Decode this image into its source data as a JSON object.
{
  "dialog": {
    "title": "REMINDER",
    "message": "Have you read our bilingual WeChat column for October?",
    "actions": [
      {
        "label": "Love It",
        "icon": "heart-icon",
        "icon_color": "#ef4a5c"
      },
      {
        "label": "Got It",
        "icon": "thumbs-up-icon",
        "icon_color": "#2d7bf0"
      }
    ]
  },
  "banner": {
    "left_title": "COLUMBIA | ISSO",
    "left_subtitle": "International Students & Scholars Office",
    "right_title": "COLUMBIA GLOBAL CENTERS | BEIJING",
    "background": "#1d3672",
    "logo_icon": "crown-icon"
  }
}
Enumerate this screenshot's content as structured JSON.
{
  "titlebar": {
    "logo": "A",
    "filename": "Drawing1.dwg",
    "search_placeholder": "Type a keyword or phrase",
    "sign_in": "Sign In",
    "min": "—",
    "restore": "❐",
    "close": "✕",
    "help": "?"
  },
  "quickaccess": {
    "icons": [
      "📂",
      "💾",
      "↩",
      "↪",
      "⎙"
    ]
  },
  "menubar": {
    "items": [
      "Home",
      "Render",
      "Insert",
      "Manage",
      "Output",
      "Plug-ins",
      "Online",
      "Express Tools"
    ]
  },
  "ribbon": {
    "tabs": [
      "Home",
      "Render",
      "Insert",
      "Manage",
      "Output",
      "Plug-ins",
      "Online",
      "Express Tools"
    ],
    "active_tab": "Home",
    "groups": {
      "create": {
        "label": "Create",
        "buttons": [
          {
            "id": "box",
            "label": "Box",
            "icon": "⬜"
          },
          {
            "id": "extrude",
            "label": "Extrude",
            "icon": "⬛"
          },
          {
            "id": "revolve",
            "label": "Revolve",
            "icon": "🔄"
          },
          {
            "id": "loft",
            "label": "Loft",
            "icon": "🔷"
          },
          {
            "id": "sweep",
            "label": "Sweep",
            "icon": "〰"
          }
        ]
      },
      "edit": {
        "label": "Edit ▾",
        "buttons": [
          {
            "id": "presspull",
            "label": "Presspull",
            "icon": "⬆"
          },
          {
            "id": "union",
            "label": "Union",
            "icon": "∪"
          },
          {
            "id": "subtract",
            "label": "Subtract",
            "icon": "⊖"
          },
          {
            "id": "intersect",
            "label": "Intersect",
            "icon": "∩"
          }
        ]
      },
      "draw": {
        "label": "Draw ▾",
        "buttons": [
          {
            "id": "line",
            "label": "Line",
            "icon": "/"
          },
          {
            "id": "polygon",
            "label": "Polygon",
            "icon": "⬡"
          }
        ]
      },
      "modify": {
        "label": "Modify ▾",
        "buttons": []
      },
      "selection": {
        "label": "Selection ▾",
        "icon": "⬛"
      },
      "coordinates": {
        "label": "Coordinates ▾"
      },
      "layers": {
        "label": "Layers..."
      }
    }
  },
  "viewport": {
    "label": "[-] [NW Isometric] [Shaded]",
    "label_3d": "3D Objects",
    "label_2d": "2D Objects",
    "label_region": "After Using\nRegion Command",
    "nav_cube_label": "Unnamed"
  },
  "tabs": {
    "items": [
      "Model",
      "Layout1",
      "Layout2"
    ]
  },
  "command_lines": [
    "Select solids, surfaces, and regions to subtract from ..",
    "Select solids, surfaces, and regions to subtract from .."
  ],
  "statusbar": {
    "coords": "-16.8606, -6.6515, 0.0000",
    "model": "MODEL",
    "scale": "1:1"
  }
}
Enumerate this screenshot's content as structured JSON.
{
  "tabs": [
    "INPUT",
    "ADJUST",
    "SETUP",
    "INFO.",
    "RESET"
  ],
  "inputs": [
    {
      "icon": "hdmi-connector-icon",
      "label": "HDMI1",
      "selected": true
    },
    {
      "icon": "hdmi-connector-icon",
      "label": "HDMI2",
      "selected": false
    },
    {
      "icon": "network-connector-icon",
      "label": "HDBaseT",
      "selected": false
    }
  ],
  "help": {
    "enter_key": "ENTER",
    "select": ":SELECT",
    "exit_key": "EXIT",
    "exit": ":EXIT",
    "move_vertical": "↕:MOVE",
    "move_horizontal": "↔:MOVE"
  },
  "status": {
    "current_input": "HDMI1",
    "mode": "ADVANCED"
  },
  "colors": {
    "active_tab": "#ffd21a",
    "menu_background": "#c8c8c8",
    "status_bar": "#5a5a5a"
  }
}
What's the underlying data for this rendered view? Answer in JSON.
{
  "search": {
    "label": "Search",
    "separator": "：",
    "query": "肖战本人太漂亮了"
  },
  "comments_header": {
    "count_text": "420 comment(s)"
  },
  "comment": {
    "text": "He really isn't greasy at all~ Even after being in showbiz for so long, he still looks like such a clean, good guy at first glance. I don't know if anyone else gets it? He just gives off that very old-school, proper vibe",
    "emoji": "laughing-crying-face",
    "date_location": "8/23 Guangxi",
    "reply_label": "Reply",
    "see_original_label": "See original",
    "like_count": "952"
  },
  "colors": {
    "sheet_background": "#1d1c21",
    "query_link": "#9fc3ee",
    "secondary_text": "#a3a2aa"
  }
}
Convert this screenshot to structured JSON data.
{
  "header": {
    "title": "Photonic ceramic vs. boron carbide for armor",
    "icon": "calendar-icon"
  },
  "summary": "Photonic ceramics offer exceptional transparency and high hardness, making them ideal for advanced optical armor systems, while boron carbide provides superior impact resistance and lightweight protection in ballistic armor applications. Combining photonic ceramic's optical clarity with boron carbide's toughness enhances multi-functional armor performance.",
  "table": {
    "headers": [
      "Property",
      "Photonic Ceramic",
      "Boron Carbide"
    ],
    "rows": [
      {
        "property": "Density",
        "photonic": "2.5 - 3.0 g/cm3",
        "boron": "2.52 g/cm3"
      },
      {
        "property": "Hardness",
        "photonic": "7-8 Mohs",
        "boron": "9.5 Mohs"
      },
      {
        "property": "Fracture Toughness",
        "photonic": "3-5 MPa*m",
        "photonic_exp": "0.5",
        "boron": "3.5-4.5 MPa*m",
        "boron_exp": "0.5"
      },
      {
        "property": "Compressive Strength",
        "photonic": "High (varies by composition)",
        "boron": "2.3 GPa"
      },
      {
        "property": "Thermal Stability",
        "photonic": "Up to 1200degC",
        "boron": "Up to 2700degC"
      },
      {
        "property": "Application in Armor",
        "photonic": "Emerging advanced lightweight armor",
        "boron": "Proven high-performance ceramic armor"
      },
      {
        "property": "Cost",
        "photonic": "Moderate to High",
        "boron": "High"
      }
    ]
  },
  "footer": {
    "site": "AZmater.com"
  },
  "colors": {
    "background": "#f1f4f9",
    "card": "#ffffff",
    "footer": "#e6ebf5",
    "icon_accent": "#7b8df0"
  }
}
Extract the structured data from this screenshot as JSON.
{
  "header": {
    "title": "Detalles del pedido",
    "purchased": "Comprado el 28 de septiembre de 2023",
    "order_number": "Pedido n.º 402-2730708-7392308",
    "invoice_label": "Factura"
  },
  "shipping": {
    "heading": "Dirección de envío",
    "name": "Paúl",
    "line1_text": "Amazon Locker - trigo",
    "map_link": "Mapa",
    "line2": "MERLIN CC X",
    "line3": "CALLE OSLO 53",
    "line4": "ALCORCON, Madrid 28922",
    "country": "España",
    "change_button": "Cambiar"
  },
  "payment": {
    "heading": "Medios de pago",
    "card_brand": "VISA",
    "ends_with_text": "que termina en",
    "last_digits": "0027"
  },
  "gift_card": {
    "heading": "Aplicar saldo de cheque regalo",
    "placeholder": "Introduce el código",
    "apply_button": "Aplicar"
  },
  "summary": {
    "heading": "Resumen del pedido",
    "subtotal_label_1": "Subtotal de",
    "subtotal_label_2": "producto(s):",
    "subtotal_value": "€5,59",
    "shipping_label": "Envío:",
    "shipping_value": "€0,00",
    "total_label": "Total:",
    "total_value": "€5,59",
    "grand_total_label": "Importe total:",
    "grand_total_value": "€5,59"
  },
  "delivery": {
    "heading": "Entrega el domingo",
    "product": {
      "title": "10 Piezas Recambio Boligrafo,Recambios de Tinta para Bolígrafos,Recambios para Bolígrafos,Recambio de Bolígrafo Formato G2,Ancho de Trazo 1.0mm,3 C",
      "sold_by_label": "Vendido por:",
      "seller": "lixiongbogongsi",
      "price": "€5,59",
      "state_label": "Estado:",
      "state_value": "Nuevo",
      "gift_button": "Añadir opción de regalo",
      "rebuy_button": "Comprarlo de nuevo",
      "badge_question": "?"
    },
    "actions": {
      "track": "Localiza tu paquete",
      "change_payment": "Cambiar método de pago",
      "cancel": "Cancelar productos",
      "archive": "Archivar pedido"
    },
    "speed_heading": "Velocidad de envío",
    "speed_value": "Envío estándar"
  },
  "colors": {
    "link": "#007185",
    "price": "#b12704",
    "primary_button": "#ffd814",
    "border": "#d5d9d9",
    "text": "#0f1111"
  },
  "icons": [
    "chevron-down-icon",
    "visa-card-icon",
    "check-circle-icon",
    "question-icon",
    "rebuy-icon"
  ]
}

The problem: Go through the listing above and pull out each line containing the word "data".

Correct answer:
Decode this image into its source data as a JSON object.
What's the underlying data for this rendered view? Answer in JSON.
Convert this screenshot to structured JSON data.
Extract the structured data from this screenshot as JSON.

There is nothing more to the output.